* **What you need to do**: Copy every line of the records below verbatim, without changing any characters, spacing, or line order.
** BEGIN **
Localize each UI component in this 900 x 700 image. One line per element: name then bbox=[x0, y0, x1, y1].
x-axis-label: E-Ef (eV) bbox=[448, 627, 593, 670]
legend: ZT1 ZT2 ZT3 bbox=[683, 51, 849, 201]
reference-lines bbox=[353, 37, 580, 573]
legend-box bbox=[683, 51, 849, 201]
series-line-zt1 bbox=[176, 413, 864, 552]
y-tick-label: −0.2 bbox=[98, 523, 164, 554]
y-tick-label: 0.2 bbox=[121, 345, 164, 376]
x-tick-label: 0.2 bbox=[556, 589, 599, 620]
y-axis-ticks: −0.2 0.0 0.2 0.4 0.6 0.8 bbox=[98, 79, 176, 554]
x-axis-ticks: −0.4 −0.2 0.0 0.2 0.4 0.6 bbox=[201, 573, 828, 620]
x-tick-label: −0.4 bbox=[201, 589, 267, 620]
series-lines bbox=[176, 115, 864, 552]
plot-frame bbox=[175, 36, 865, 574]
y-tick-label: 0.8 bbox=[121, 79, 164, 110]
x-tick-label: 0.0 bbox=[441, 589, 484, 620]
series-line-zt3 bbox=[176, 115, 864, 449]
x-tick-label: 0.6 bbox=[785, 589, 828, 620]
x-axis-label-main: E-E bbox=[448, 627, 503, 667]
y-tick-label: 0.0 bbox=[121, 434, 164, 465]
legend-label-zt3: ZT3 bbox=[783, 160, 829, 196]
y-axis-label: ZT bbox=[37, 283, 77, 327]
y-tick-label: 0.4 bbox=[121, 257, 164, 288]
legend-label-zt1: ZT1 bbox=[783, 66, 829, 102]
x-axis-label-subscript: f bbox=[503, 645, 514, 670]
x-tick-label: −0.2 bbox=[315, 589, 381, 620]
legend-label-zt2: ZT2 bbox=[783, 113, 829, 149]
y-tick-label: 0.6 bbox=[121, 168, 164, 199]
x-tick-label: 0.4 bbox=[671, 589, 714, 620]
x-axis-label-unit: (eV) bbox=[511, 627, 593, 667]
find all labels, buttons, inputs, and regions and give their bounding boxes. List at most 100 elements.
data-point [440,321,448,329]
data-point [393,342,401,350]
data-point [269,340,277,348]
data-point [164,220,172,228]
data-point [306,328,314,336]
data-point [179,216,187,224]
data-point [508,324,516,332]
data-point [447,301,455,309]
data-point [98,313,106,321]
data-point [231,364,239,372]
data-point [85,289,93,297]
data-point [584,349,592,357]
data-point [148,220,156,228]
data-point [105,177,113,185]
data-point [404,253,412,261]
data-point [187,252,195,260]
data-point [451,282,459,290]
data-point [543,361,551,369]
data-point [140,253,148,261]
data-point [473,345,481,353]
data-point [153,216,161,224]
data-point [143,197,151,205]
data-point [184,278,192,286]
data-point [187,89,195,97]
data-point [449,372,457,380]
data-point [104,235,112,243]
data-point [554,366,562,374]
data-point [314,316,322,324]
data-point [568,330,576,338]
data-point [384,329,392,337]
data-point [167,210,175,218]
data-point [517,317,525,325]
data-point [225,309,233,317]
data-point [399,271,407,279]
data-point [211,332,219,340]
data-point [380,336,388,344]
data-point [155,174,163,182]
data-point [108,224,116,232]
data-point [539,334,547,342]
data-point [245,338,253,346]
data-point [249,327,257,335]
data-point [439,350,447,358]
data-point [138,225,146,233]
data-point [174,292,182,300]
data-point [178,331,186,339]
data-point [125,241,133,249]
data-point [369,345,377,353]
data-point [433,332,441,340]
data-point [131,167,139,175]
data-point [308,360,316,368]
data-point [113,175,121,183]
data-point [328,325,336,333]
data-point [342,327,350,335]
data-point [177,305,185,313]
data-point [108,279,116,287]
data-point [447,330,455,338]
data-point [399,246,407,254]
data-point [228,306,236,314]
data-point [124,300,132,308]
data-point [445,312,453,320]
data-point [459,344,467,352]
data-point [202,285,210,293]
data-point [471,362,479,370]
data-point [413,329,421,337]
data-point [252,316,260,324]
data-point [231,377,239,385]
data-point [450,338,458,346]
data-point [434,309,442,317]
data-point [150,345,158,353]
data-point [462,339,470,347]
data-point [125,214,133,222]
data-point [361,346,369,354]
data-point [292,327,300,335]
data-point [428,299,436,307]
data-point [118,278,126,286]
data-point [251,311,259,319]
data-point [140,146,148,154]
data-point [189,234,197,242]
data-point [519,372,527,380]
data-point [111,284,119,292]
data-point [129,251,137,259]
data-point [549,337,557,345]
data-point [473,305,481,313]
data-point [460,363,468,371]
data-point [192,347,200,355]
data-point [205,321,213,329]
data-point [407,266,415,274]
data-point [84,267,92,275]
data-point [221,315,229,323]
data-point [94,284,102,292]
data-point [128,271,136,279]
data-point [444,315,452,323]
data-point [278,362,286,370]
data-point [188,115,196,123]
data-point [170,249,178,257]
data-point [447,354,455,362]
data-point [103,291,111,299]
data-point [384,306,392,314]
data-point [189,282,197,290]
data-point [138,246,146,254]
** END **
* **Solved problem**:
Localize each UI component in this 900 x 700 image. One line per element: name then bbox=[x0, y0, x1, y1].
x-axis-label: E-Ef (eV) bbox=[448, 627, 593, 670]
legend: ZT1 ZT2 ZT3 bbox=[683, 51, 849, 201]
reference-lines bbox=[353, 37, 580, 573]
legend-box bbox=[683, 51, 849, 201]
series-line-zt1 bbox=[176, 413, 864, 552]
y-tick-label: −0.2 bbox=[98, 523, 164, 554]
y-tick-label: 0.2 bbox=[121, 345, 164, 376]
x-tick-label: 0.2 bbox=[556, 589, 599, 620]
y-axis-ticks: −0.2 0.0 0.2 0.4 0.6 0.8 bbox=[98, 79, 176, 554]
x-axis-ticks: −0.4 −0.2 0.0 0.2 0.4 0.6 bbox=[201, 573, 828, 620]
x-tick-label: −0.4 bbox=[201, 589, 267, 620]
series-lines bbox=[176, 115, 864, 552]
plot-frame bbox=[175, 36, 865, 574]
y-tick-label: 0.8 bbox=[121, 79, 164, 110]
x-tick-label: 0.0 bbox=[441, 589, 484, 620]
series-line-zt3 bbox=[176, 115, 864, 449]
x-tick-label: 0.6 bbox=[785, 589, 828, 620]
x-axis-label-main: E-E bbox=[448, 627, 503, 667]
y-tick-label: 0.0 bbox=[121, 434, 164, 465]
legend-label-zt3: ZT3 bbox=[783, 160, 829, 196]
y-axis-label: ZT bbox=[37, 283, 77, 327]
y-tick-label: 0.4 bbox=[121, 257, 164, 288]
legend-label-zt1: ZT1 bbox=[783, 66, 829, 102]
x-axis-label-subscript: f bbox=[503, 645, 514, 670]
x-tick-label: −0.2 bbox=[315, 589, 381, 620]
legend-label-zt2: ZT2 bbox=[783, 113, 829, 149]
y-tick-label: 0.6 bbox=[121, 168, 164, 199]
x-tick-label: 0.4 bbox=[671, 589, 714, 620]
x-axis-label-unit: (eV) bbox=[511, 627, 593, 667]
find all labels, buttons, inputs, and regions and give their bounding boxes. List at most 100 elements.
data-point [440,321,448,329]
data-point [393,342,401,350]
data-point [269,340,277,348]
data-point [164,220,172,228]
data-point [306,328,314,336]
data-point [179,216,187,224]
data-point [508,324,516,332]
data-point [447,301,455,309]
data-point [98,313,106,321]
data-point [231,364,239,372]
data-point [85,289,93,297]
data-point [584,349,592,357]
data-point [148,220,156,228]
data-point [105,177,113,185]
data-point [404,253,412,261]
data-point [187,252,195,260]
data-point [451,282,459,290]
data-point [543,361,551,369]
data-point [140,253,148,261]
data-point [473,345,481,353]
data-point [153,216,161,224]
data-point [143,197,151,205]
data-point [184,278,192,286]
data-point [187,89,195,97]
data-point [449,372,457,380]
data-point [104,235,112,243]
data-point [554,366,562,374]
data-point [314,316,322,324]
data-point [568,330,576,338]
data-point [384,329,392,337]
data-point [167,210,175,218]
data-point [517,317,525,325]
data-point [225,309,233,317]
data-point [399,271,407,279]
data-point [211,332,219,340]
data-point [380,336,388,344]
data-point [155,174,163,182]
data-point [108,224,116,232]
data-point [539,334,547,342]
data-point [245,338,253,346]
data-point [249,327,257,335]
data-point [439,350,447,358]
data-point [138,225,146,233]
data-point [174,292,182,300]
data-point [178,331,186,339]
data-point [125,241,133,249]
data-point [369,345,377,353]
data-point [433,332,441,340]
data-point [131,167,139,175]
data-point [308,360,316,368]
data-point [113,175,121,183]
data-point [328,325,336,333]
data-point [342,327,350,335]
data-point [177,305,185,313]
data-point [108,279,116,287]
data-point [447,330,455,338]
data-point [399,246,407,254]
data-point [228,306,236,314]
data-point [124,300,132,308]
data-point [445,312,453,320]
data-point [459,344,467,352]
data-point [202,285,210,293]
data-point [471,362,479,370]
data-point [413,329,421,337]
data-point [252,316,260,324]
data-point [231,377,239,385]
data-point [450,338,458,346]
data-point [434,309,442,317]
data-point [150,345,158,353]
data-point [462,339,470,347]
data-point [125,214,133,222]
data-point [361,346,369,354]
data-point [292,327,300,335]
data-point [428,299,436,307]
data-point [118,278,126,286]
data-point [251,311,259,319]
data-point [140,146,148,154]
data-point [189,234,197,242]
data-point [519,372,527,380]
data-point [111,284,119,292]
data-point [129,251,137,259]
data-point [549,337,557,345]
data-point [473,305,481,313]
data-point [460,363,468,371]
data-point [192,347,200,355]
data-point [205,321,213,329]
data-point [407,266,415,274]
data-point [84,267,92,275]
data-point [221,315,229,323]
data-point [94,284,102,292]
data-point [128,271,136,279]
data-point [444,315,452,323]
data-point [278,362,286,370]
data-point [188,115,196,123]
data-point [170,249,178,257]
data-point [447,354,455,362]
data-point [103,291,111,299]
data-point [384,306,392,314]
data-point [189,282,197,290]
data-point [138,246,146,254]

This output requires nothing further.